--- Document excerpt ---
CrowdStrike CEO to testify to Congress over global IT outage
WASHINGTON
U.S. House leaders are calling on CrowdStrike CEO George Kurtz to testify to Congress about the cybersecurity company's role in sparking the widespread tech outage that grounded flights, knocked banks and hospital systems offline and affected services around the world.
CrowdStrike said this week a “significant number” of the millions of computers that crashed on July 19, causing global disruptions, are back in operation as its customers and regulators await a more detailed explanation of what went wrong.
Republicans who lead the House Homeland Security committee said they want those answers soon.
A defective software update sent by CrowdStrike to its customers disrupted airlines, banks, hospitals and other critical services on July 19, affecting about 8.5 million machines running Microsoft's Windows operating system.
The painstaking work of fixing it has often required a company's IT crew to manually delete files on affected machines.
--- Extracted data ---
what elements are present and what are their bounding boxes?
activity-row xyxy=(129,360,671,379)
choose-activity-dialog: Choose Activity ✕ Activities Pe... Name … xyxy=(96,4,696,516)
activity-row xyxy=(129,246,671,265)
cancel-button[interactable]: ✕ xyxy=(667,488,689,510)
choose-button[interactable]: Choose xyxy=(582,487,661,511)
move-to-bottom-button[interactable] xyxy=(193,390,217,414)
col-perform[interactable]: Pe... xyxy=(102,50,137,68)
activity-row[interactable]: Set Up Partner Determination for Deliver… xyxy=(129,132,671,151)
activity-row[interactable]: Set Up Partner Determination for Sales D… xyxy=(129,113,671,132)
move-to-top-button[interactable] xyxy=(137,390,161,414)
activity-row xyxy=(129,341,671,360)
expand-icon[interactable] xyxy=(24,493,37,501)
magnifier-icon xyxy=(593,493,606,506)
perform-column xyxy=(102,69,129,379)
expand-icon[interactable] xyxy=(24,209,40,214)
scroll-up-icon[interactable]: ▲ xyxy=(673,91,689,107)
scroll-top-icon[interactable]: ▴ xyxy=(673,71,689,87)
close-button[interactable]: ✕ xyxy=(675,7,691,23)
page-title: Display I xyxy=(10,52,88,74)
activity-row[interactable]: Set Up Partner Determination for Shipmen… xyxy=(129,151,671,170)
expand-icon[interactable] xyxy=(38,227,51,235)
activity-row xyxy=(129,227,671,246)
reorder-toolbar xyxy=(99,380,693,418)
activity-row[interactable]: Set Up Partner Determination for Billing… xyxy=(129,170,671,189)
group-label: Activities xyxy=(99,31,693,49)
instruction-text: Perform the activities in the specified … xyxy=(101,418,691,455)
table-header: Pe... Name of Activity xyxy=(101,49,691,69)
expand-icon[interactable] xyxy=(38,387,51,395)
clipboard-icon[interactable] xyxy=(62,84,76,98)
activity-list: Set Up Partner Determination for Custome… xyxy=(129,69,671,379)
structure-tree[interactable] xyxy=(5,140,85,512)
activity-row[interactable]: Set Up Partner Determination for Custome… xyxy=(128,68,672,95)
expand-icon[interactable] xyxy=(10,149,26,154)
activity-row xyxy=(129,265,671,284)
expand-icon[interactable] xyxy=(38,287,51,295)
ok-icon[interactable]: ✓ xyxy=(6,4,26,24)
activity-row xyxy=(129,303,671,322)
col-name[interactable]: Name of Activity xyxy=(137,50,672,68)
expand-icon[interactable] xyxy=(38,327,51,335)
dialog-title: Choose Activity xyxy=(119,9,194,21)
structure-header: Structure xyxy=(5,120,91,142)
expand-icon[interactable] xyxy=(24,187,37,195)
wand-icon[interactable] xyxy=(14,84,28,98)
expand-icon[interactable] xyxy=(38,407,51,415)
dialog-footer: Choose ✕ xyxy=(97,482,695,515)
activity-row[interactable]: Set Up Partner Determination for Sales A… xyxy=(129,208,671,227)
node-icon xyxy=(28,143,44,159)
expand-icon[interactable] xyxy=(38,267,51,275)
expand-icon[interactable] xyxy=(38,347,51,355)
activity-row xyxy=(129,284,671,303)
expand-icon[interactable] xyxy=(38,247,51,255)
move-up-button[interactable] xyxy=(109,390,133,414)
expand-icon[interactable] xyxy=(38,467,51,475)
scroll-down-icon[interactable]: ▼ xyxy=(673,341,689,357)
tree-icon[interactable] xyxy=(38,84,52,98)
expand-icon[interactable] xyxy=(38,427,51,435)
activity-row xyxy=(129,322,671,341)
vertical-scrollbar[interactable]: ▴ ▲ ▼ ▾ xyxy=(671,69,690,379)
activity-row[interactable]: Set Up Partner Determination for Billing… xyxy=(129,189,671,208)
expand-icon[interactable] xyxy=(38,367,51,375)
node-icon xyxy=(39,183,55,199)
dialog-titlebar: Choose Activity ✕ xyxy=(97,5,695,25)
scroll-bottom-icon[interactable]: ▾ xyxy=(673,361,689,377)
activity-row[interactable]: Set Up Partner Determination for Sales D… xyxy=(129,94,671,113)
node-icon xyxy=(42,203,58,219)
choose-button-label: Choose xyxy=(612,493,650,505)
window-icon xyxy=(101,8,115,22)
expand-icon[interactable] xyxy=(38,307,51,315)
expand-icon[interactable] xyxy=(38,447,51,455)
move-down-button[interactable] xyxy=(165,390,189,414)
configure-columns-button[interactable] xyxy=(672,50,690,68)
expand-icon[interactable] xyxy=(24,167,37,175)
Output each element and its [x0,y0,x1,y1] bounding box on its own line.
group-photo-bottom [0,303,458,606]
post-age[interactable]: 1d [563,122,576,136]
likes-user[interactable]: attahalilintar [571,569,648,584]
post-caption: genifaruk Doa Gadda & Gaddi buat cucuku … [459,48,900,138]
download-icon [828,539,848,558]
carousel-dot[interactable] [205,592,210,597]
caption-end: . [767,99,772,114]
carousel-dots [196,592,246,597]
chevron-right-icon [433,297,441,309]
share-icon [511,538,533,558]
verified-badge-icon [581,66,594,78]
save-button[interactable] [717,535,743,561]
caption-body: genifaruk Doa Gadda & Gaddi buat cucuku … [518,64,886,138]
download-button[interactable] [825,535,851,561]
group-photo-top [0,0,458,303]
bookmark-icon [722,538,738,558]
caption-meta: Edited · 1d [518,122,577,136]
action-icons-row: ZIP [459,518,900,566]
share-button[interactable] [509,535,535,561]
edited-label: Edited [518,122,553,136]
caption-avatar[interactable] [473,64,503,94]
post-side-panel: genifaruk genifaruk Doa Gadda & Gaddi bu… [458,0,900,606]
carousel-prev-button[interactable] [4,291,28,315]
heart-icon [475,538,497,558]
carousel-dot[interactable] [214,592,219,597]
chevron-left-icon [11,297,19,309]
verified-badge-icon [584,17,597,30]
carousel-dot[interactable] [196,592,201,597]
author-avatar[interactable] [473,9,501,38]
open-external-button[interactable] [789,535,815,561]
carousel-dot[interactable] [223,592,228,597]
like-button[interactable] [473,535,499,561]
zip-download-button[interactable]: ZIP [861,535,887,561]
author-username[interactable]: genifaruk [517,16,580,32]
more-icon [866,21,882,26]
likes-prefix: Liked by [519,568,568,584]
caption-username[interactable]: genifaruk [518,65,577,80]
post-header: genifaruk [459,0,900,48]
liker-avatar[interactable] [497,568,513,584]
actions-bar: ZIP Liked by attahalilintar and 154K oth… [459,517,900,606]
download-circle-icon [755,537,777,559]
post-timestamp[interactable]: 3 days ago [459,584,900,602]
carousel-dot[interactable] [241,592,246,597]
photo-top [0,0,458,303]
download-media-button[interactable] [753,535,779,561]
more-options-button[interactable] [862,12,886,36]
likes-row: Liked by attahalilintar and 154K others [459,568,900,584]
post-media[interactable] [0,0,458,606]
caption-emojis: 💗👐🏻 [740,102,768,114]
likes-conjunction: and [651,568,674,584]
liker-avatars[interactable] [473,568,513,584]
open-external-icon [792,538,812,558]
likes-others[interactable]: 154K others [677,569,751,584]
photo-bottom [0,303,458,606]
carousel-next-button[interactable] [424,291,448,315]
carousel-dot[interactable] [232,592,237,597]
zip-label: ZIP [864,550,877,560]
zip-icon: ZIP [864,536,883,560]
---
Using the information:
• 1. The article on the CrowdStrike outage has a sentence beginning "A defective software update." List the kinds of organizations that this sentence names as disrupted.
• 2. According to the article on the CrowdStrike outage, about how many machines did the defective update affect?
• 3. Continue the article on the CrowdStrike outage from the point where it stops.

Task-by-task results:
• 1. Airlines, banks, hospitals

• 2. About 8.5 million machines running Microsoft's Windows operating system.

• 3.
Shares of the Texas-based cybersecurity company have dropped more than 20 percent since the meltdown, knocking off billions of dollars in market value.
The scope of the disruptions has also caught the attention of government regulators, including antitrust enforcers, though it remains to be seen if they take action against the company.
“All too often these days, a single glitch results in a system-wide outage, affecting industries from healthcare and airlines to banks and auto-dealers,” said Lina Khan, chair of the U.S. Federal Trade Commission, in a Sunday post on the social media platform X. “Millions of people and businesses pay the price. These incidents reveal how concentration can create fragile systems."